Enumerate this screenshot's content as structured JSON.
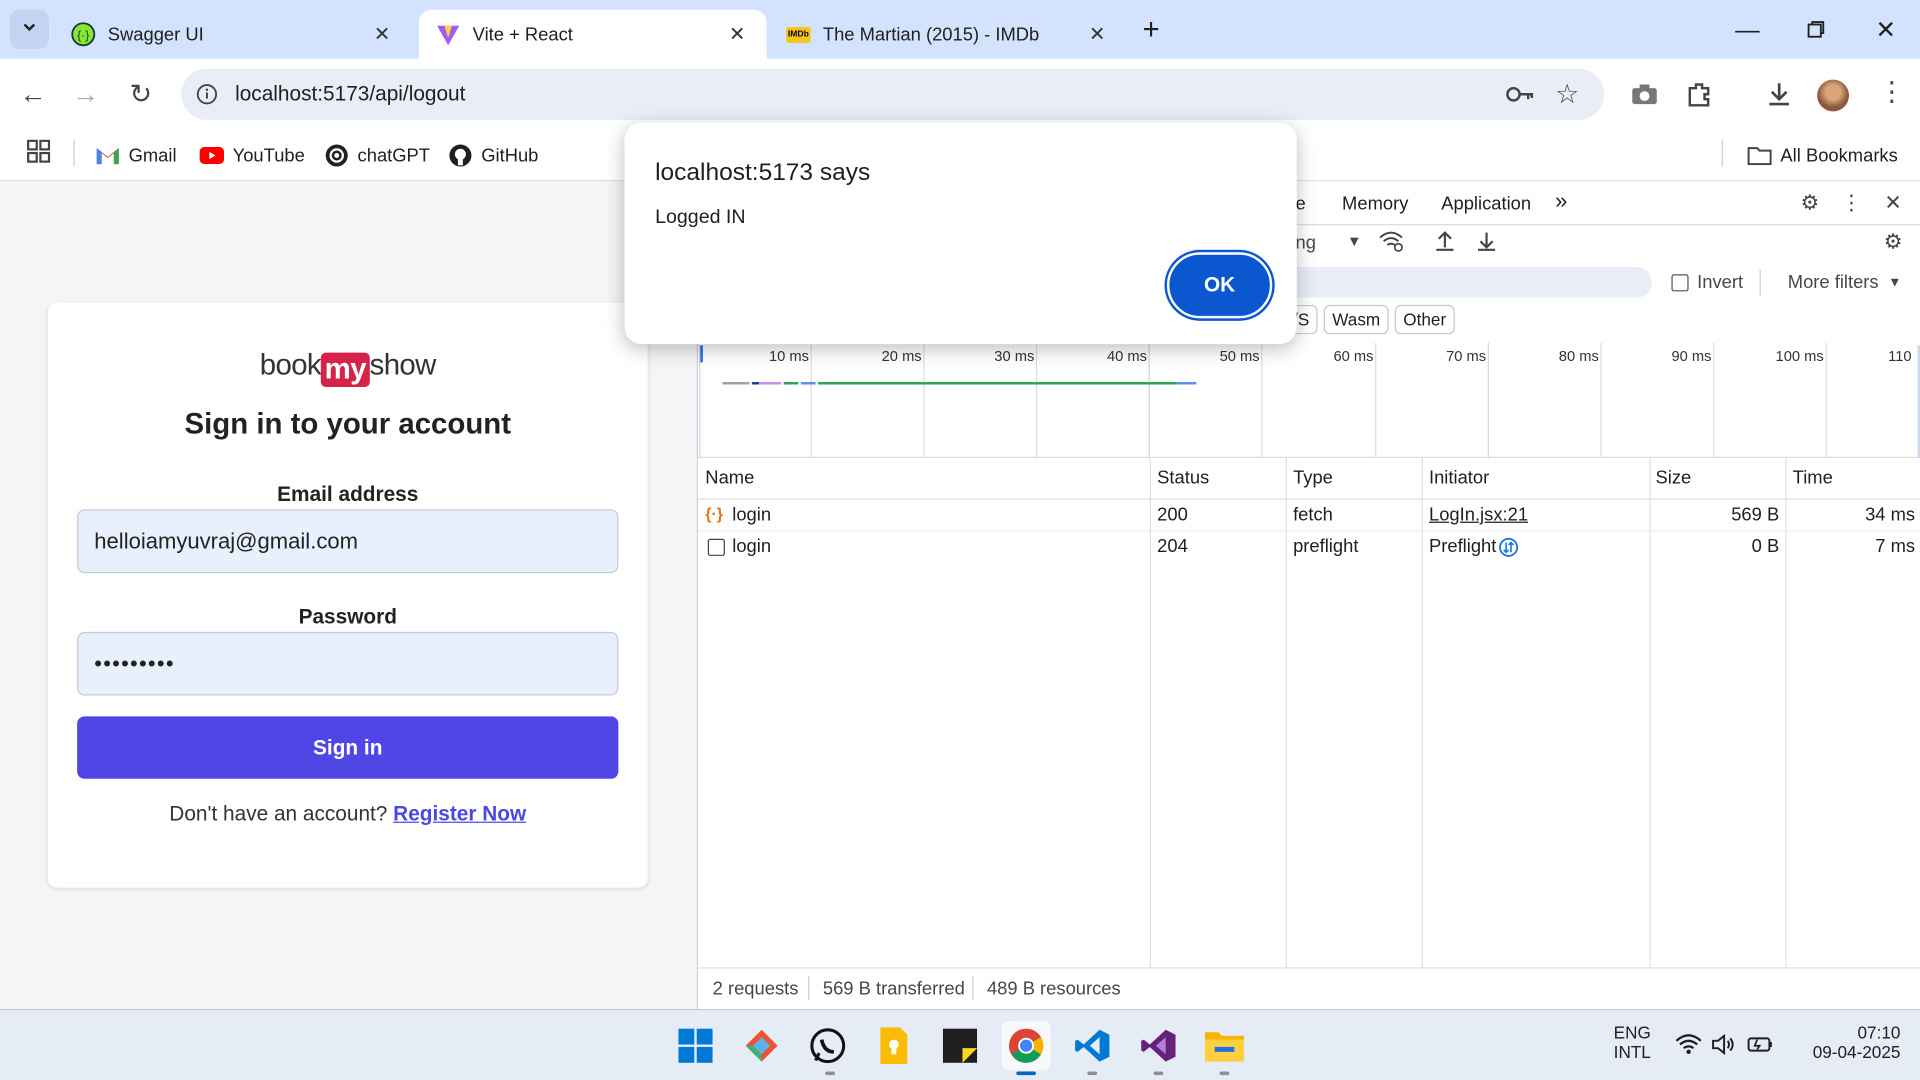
{
  "browser": {
    "tabs": [
      {
        "title": "Swagger UI",
        "icon": "swagger-icon",
        "active": false
      },
      {
        "title": "Vite + React",
        "icon": "vite-icon",
        "active": true
      },
      {
        "title": "The Martian (2015) - IMDb",
        "icon": "imdb-icon",
        "active": false
      }
    ],
    "url": "localhost:5173/api/logout",
    "bookmarks": [
      {
        "label": "Gmail",
        "icon": "gmail-icon"
      },
      {
        "label": "YouTube",
        "icon": "youtube-icon"
      },
      {
        "label": "chatGPT",
        "icon": "chatgpt-icon"
      },
      {
        "label": "GitHub",
        "icon": "github-icon"
      }
    ],
    "all_bookmarks": "All Bookmarks",
    "imdb_badge": "IMDb"
  },
  "login": {
    "logo_book": "book",
    "logo_my": "my",
    "logo_show": "show",
    "heading": "Sign in to your account",
    "email_label": "Email address",
    "email_value": "helloiamyuvraj@gmail.com",
    "password_label": "Password",
    "password_value": "•••••••••",
    "submit": "Sign in",
    "footer_text": "Don't have an account?",
    "register_link": "Register Now"
  },
  "devtools": {
    "tabs": [
      "e",
      "Memory",
      "Application"
    ],
    "throttle_partial": "ng",
    "invert_label": "Invert",
    "more_filters": "More filters",
    "filter_chips": [
      "/S",
      "Wasm",
      "Other"
    ],
    "ticks": [
      "10 ms",
      "20 ms",
      "30 ms",
      "40 ms",
      "50 ms",
      "60 ms",
      "70 ms",
      "80 ms",
      "90 ms",
      "100 ms",
      "110"
    ],
    "columns": [
      "Name",
      "Status",
      "Type",
      "Initiator",
      "Size",
      "Time"
    ],
    "rows": [
      {
        "name": "login",
        "status": "200",
        "type": "fetch",
        "initiator": "LogIn.jsx:21",
        "size": "569 B",
        "time": "34 ms"
      },
      {
        "name": "login",
        "status": "204",
        "type": "preflight",
        "initiator": "Preflight",
        "size": "0 B",
        "time": "7 ms"
      }
    ],
    "summary": [
      "2 requests",
      "569 B transferred",
      "489 B resources"
    ]
  },
  "dialog": {
    "title": "localhost:5173 says",
    "message": "Logged IN",
    "ok": "OK"
  },
  "taskbar": {
    "lang1": "ENG",
    "lang2": "INTL",
    "time": "07:10",
    "date": "09-04-2025"
  },
  "colors": {
    "accent": "#4f46e5",
    "chrome_tabstrip": "#d3e3fd",
    "dialog_ok": "#0b57d0"
  }
}
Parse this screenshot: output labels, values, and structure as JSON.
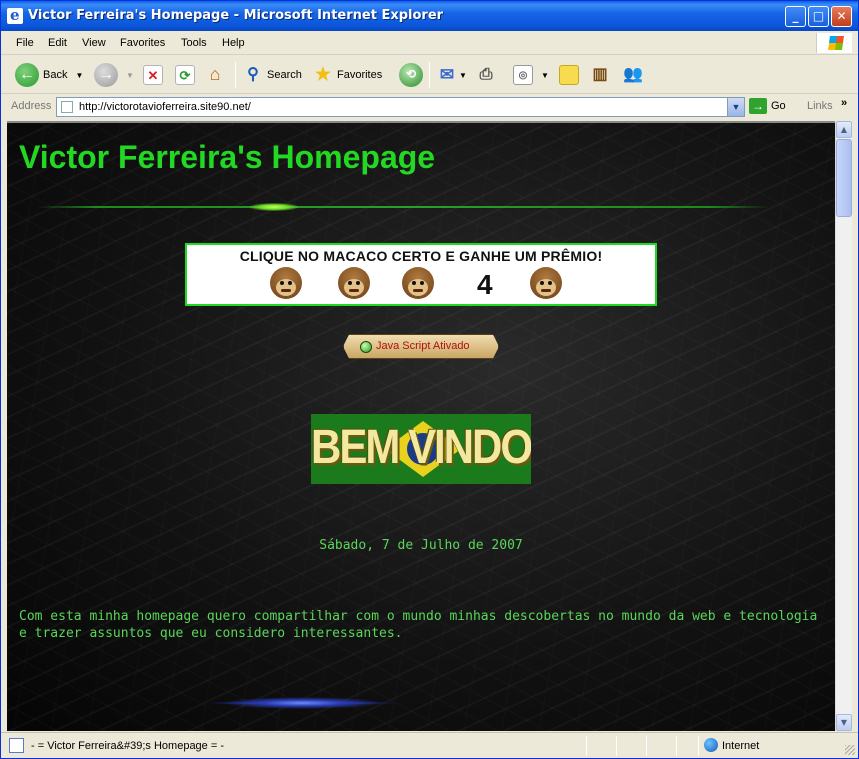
{
  "window": {
    "title": "Victor Ferreira's Homepage - Microsoft Internet Explorer",
    "controls": {
      "minimize": "_",
      "maximize": "□",
      "close": "✕"
    }
  },
  "menu": [
    "File",
    "Edit",
    "View",
    "Favorites",
    "Tools",
    "Help"
  ],
  "toolbar": {
    "back_label": "Back",
    "search_label": "Search",
    "favorites_label": "Favorites"
  },
  "address": {
    "label": "Address",
    "url": "http://victorotavioferreira.site90.net/",
    "go_label": "Go",
    "links_label": "Links"
  },
  "page": {
    "heading": "Victor Ferreira's Homepage",
    "banner_text": "CLIQUE NO MACACO CERTO E GANHE UM PRÊMIO!",
    "banner_number": "4",
    "js_badge": "Java Script Ativado",
    "welcome_text": "BEM VINDO",
    "date": "Sábado, 7 de Julho de 2007",
    "intro": "Com esta minha homepage quero compartilhar com o mundo minhas descobertas no mundo da web e tecnologia e trazer assuntos que eu considero interessantes."
  },
  "status": {
    "text": "- = Victor Ferreira&#39;s Homepage = -",
    "zone": "Internet"
  },
  "colors": {
    "heading_green": "#22d822",
    "text_green": "#5ad65a",
    "xp_blue": "#0a55d9"
  }
}
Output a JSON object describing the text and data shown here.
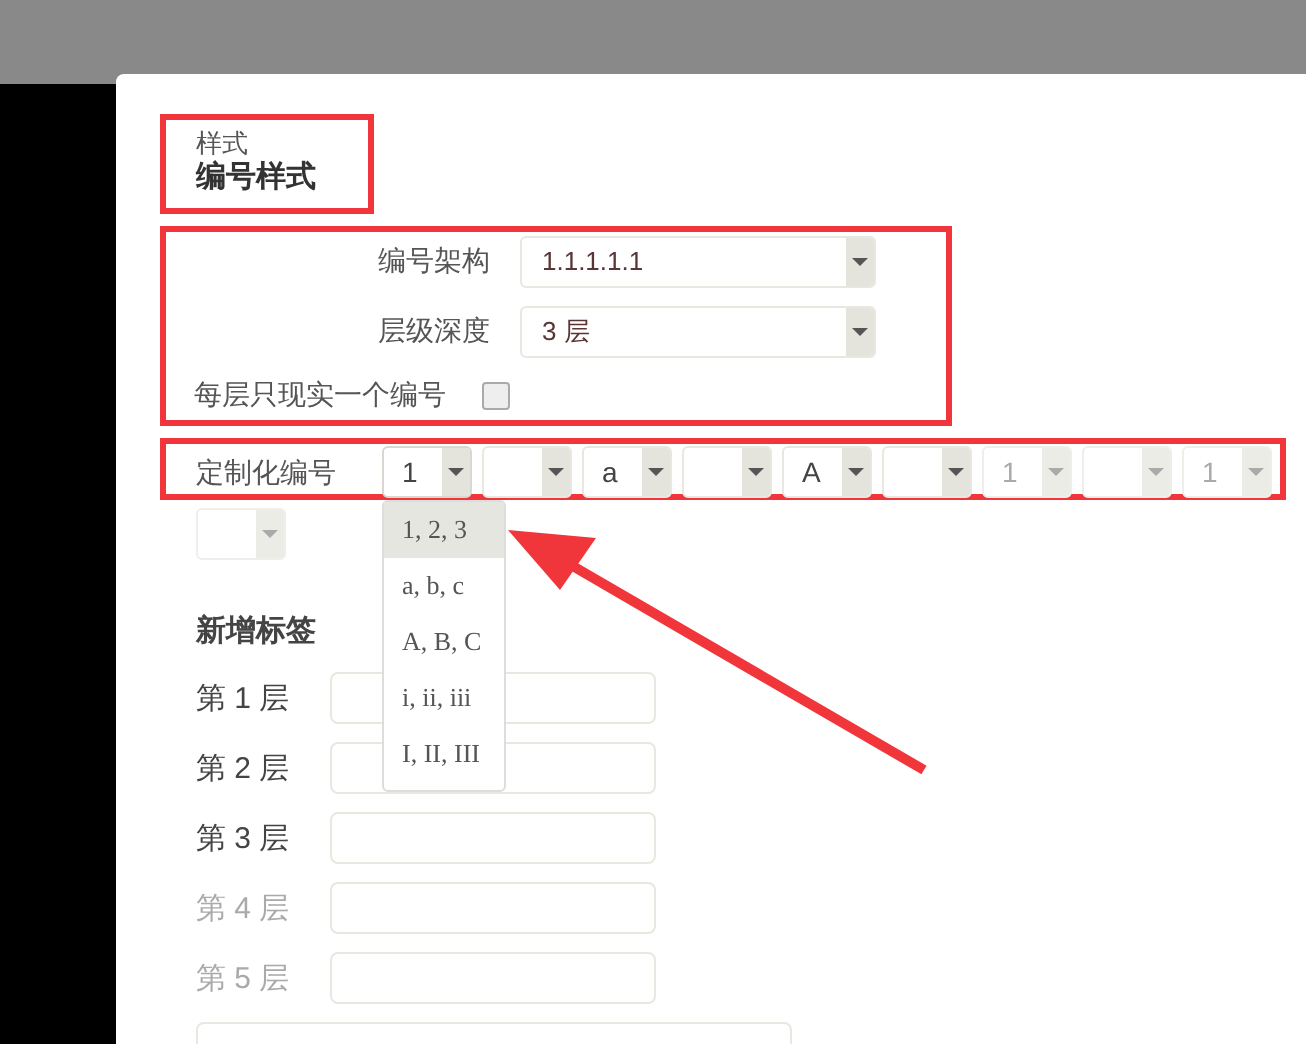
{
  "header": {
    "subtitle": "样式",
    "title": "编号样式"
  },
  "fields": [
    {
      "kind": "select",
      "label": "编号架构",
      "value": "1.1.1.1.1"
    },
    {
      "kind": "select",
      "label": "层级深度",
      "value": "3 层"
    },
    {
      "kind": "checkbox",
      "label": "每层只现实一个编号",
      "checked": false
    }
  ],
  "custom": {
    "label": "定制化编号",
    "selects": [
      {
        "value": "1",
        "disabled": false,
        "open": true
      },
      {
        "disabled": false,
        "open": false
      },
      {
        "value": "a",
        "disabled": false,
        "open": false
      },
      {
        "disabled": false,
        "open": false
      },
      {
        "value": "A",
        "disabled": false,
        "open": false
      },
      {
        "disabled": false,
        "open": false
      },
      {
        "value": "1",
        "disabled": true,
        "open": false
      },
      {
        "disabled": true,
        "open": false
      },
      {
        "value": "1",
        "disabled": true,
        "open": false
      },
      {
        "disabled": true,
        "open": false
      }
    ]
  },
  "dropdown": {
    "options": [
      {
        "label": "1, 2, 3",
        "selected": true
      },
      {
        "label": "a, b, c",
        "selected": false
      },
      {
        "label": "A, B, C",
        "selected": false
      },
      {
        "label": "i, ii, iii",
        "selected": false
      },
      {
        "label": "I, II, III",
        "selected": false
      }
    ]
  },
  "tags": {
    "title": "新增标签",
    "levels": [
      {
        "label": "第 1 层",
        "disabled": false
      },
      {
        "label": "第 2 层",
        "disabled": false
      },
      {
        "label": "第 3 层",
        "disabled": false
      },
      {
        "label": "第 4 层",
        "disabled": true
      },
      {
        "label": "第 5 层",
        "disabled": true
      }
    ]
  }
}
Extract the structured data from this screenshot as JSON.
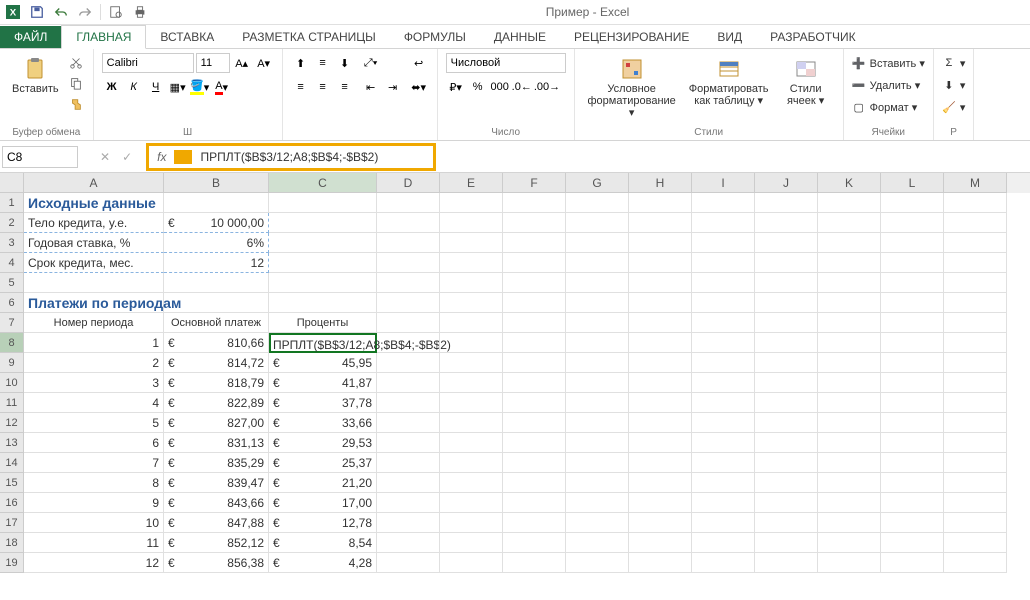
{
  "app_title": "Пример - Excel",
  "tabs": {
    "file": "ФАЙЛ",
    "home": "ГЛАВНАЯ",
    "insert": "ВСТАВКА",
    "layout": "РАЗМЕТКА СТРАНИЦЫ",
    "formulas": "ФОРМУЛЫ",
    "data": "ДАННЫЕ",
    "review": "РЕЦЕНЗИРОВАНИЕ",
    "view": "ВИД",
    "developer": "РАЗРАБОТЧИК"
  },
  "ribbon": {
    "clipboard": {
      "paste": "Вставить",
      "label": "Буфер обмена"
    },
    "font": {
      "name": "Calibri",
      "size": "11",
      "label": "Ш"
    },
    "number": {
      "format": "Числовой",
      "label": "Число"
    },
    "styles": {
      "cond": "Условное форматирование ▾",
      "table": "Форматировать как таблицу ▾",
      "cells": "Стили ячеек ▾",
      "label": "Стили"
    },
    "cells": {
      "insert": "Вставить ▾",
      "delete": "Удалить ▾",
      "format": "Формат ▾",
      "label": "Ячейки"
    },
    "editing": {
      "label": "Р"
    }
  },
  "namebox": "C8",
  "formula": "ПРПЛТ($B$3/12;A8;$B$4;-$B$2)",
  "cols": [
    "A",
    "B",
    "C",
    "D",
    "E",
    "F",
    "G",
    "H",
    "I",
    "J",
    "K",
    "L",
    "M"
  ],
  "sheet": {
    "r1": {
      "a": "Исходные данные"
    },
    "r2": {
      "a": "Тело кредита, y.e.",
      "b_cur": "€",
      "b_val": "10 000,00"
    },
    "r3": {
      "a": "Годовая ставка, %",
      "b": "6%"
    },
    "r4": {
      "a": "Срок кредита, мес.",
      "b": "12"
    },
    "r6": {
      "a": "Платежи по периодам"
    },
    "r7": {
      "a": "Номер периода",
      "b": "Основной платеж",
      "c": "Проценты"
    },
    "rows": [
      {
        "n": "1",
        "bc": "€",
        "bv": "810,66",
        "c": "ПРПЛТ($B$3/12;A8;$B$4;-$B$2)"
      },
      {
        "n": "2",
        "bc": "€",
        "bv": "814,72",
        "cc": "€",
        "cv": "45,95"
      },
      {
        "n": "3",
        "bc": "€",
        "bv": "818,79",
        "cc": "€",
        "cv": "41,87"
      },
      {
        "n": "4",
        "bc": "€",
        "bv": "822,89",
        "cc": "€",
        "cv": "37,78"
      },
      {
        "n": "5",
        "bc": "€",
        "bv": "827,00",
        "cc": "€",
        "cv": "33,66"
      },
      {
        "n": "6",
        "bc": "€",
        "bv": "831,13",
        "cc": "€",
        "cv": "29,53"
      },
      {
        "n": "7",
        "bc": "€",
        "bv": "835,29",
        "cc": "€",
        "cv": "25,37"
      },
      {
        "n": "8",
        "bc": "€",
        "bv": "839,47",
        "cc": "€",
        "cv": "21,20"
      },
      {
        "n": "9",
        "bc": "€",
        "bv": "843,66",
        "cc": "€",
        "cv": "17,00"
      },
      {
        "n": "10",
        "bc": "€",
        "bv": "847,88",
        "cc": "€",
        "cv": "12,78"
      },
      {
        "n": "11",
        "bc": "€",
        "bv": "852,12",
        "cc": "€",
        "cv": "8,54"
      },
      {
        "n": "12",
        "bc": "€",
        "bv": "856,38",
        "cc": "€",
        "cv": "4,28"
      }
    ]
  }
}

**The request**
Search the lines for the word "icon" and report how many contain it, by number only.

**Task answer**
7